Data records
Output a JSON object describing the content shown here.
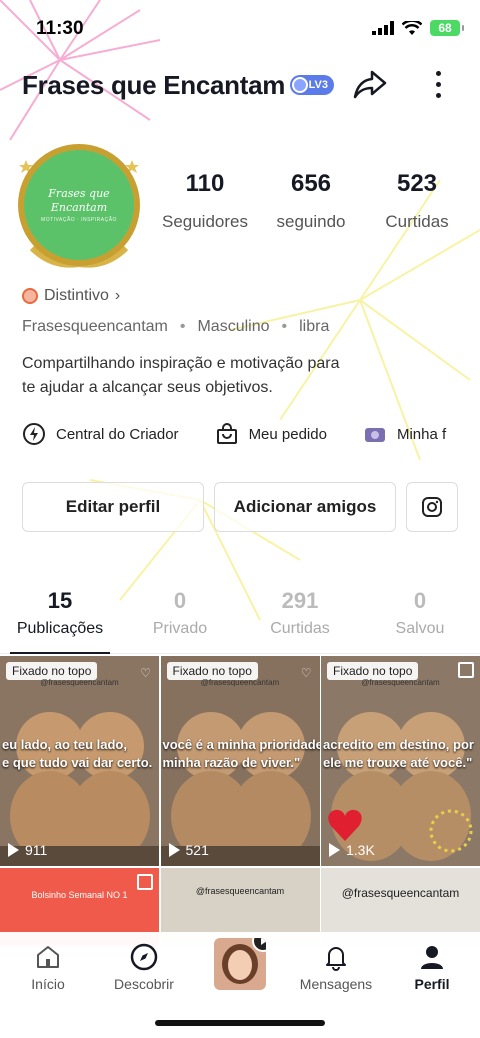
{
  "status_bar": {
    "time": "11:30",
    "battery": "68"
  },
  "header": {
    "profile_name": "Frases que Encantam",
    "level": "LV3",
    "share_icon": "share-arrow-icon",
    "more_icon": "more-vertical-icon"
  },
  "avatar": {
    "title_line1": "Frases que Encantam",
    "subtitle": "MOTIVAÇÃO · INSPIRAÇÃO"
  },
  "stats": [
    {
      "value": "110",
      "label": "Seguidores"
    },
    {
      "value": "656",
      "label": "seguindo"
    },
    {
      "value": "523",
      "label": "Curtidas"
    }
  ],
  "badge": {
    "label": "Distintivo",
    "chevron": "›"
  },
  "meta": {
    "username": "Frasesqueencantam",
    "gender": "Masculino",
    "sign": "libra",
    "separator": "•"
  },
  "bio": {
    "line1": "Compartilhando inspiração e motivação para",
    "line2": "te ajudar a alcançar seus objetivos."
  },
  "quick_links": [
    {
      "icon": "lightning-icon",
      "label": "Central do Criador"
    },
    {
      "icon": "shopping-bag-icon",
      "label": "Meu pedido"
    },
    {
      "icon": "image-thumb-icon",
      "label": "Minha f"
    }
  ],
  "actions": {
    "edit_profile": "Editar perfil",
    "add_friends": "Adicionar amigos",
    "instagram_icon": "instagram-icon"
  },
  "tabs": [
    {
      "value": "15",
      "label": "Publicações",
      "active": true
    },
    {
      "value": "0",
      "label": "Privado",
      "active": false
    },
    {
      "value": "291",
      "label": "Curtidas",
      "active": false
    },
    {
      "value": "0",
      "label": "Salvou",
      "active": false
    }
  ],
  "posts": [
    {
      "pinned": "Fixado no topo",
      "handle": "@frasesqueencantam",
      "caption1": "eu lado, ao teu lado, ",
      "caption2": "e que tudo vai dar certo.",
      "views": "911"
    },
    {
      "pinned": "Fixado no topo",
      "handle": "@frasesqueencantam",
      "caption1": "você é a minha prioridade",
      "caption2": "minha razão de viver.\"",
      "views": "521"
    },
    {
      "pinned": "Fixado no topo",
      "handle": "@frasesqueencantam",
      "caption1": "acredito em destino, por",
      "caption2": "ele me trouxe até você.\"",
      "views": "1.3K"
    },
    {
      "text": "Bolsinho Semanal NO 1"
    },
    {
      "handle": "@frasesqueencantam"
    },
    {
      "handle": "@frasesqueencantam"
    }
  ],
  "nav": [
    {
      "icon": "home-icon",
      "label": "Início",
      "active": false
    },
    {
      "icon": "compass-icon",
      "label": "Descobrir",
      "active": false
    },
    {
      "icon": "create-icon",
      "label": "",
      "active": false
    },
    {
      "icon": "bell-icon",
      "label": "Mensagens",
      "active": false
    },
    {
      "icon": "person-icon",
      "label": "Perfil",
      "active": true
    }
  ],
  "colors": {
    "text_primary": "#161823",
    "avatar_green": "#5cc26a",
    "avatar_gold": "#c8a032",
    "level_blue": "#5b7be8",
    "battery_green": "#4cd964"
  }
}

THE PROBLEM |
Repeat the material above word for word and skip every image in it.

THE RESPONSE |
Output a JSON object describing the content shown here.
{
  "status_bar": {
    "time": "11:30",
    "battery": "68"
  },
  "header": {
    "profile_name": "Frases que Encantam",
    "level": "LV3",
    "share_icon": "share-arrow-icon",
    "more_icon": "more-vertical-icon"
  },
  "avatar": {
    "title_line1": "Frases que Encantam",
    "subtitle": "MOTIVAÇÃO · INSPIRAÇÃO"
  },
  "stats": [
    {
      "value": "110",
      "label": "Seguidores"
    },
    {
      "value": "656",
      "label": "seguindo"
    },
    {
      "value": "523",
      "label": "Curtidas"
    }
  ],
  "badge": {
    "label": "Distintivo",
    "chevron": "›"
  },
  "meta": {
    "username": "Frasesqueencantam",
    "gender": "Masculino",
    "sign": "libra",
    "separator": "•"
  },
  "bio": {
    "line1": "Compartilhando inspiração e motivação para",
    "line2": "te ajudar a alcançar seus objetivos."
  },
  "quick_links": [
    {
      "icon": "lightning-icon",
      "label": "Central do Criador"
    },
    {
      "icon": "shopping-bag-icon",
      "label": "Meu pedido"
    },
    {
      "icon": "image-thumb-icon",
      "label": "Minha f"
    }
  ],
  "actions": {
    "edit_profile": "Editar perfil",
    "add_friends": "Adicionar amigos",
    "instagram_icon": "instagram-icon"
  },
  "tabs": [
    {
      "value": "15",
      "label": "Publicações",
      "active": true
    },
    {
      "value": "0",
      "label": "Privado",
      "active": false
    },
    {
      "value": "291",
      "label": "Curtidas",
      "active": false
    },
    {
      "value": "0",
      "label": "Salvou",
      "active": false
    }
  ],
  "posts": [
    {
      "pinned": "Fixado no topo",
      "handle": "@frasesqueencantam",
      "caption1": "eu lado, ao teu lado, ",
      "caption2": "e que tudo vai dar certo.",
      "views": "911"
    },
    {
      "pinned": "Fixado no topo",
      "handle": "@frasesqueencantam",
      "caption1": "você é a minha prioridade",
      "caption2": "minha razão de viver.\"",
      "views": "521"
    },
    {
      "pinned": "Fixado no topo",
      "handle": "@frasesqueencantam",
      "caption1": "acredito em destino, por",
      "caption2": "ele me trouxe até você.\"",
      "views": "1.3K"
    },
    {
      "text": "Bolsinho Semanal NO 1"
    },
    {
      "handle": "@frasesqueencantam"
    },
    {
      "handle": "@frasesqueencantam"
    }
  ],
  "nav": [
    {
      "icon": "home-icon",
      "label": "Início",
      "active": false
    },
    {
      "icon": "compass-icon",
      "label": "Descobrir",
      "active": false
    },
    {
      "icon": "create-icon",
      "label": "",
      "active": false
    },
    {
      "icon": "bell-icon",
      "label": "Mensagens",
      "active": false
    },
    {
      "icon": "person-icon",
      "label": "Perfil",
      "active": true
    }
  ],
  "colors": {
    "text_primary": "#161823",
    "avatar_green": "#5cc26a",
    "avatar_gold": "#c8a032",
    "level_blue": "#5b7be8",
    "battery_green": "#4cd964"
  }
}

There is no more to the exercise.